===== Data records =====

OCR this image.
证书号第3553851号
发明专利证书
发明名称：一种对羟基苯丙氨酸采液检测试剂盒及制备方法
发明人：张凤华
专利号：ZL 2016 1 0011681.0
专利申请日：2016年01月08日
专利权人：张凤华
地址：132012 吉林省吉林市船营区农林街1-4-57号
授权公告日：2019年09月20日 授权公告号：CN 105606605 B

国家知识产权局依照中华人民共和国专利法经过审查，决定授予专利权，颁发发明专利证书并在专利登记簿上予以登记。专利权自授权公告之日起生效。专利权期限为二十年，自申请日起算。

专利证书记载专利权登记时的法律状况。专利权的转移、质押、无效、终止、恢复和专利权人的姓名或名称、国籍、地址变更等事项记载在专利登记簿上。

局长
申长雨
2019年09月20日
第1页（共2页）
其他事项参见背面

=====

◆ Task instructions ◆
Repeat each record exactly. Omit nothing.

◆ Answer below ◆
OCR this image.
证书号第3553851号
发明专利证书
发明名称：一种对羟基苯丙氨酸采液检测试剂盒及制备方法
发明人：张凤华
专利号：ZL 2016 1 0011681.0
专利申请日：2016年01月08日
专利权人：张凤华
地址：132012 吉林省吉林市船营区农林街1-4-57号
授权公告日：2019年09月20日 授权公告号：CN 105606605 B

国家知识产权局依照中华人民共和国专利法经过审查，决定授予专利权，颁发发明专利证书并在专利登记簿上予以登记。专利权自授权公告之日起生效。专利权期限为二十年，自申请日起算。

专利证书记载专利权登记时的法律状况。专利权的转移、质押、无效、终止、恢复和专利权人的姓名或名称、国籍、地址变更等事项记载在专利登记簿上。

局长
申长雨
2019年09月20日
第1页（共2页）
其他事项参见背面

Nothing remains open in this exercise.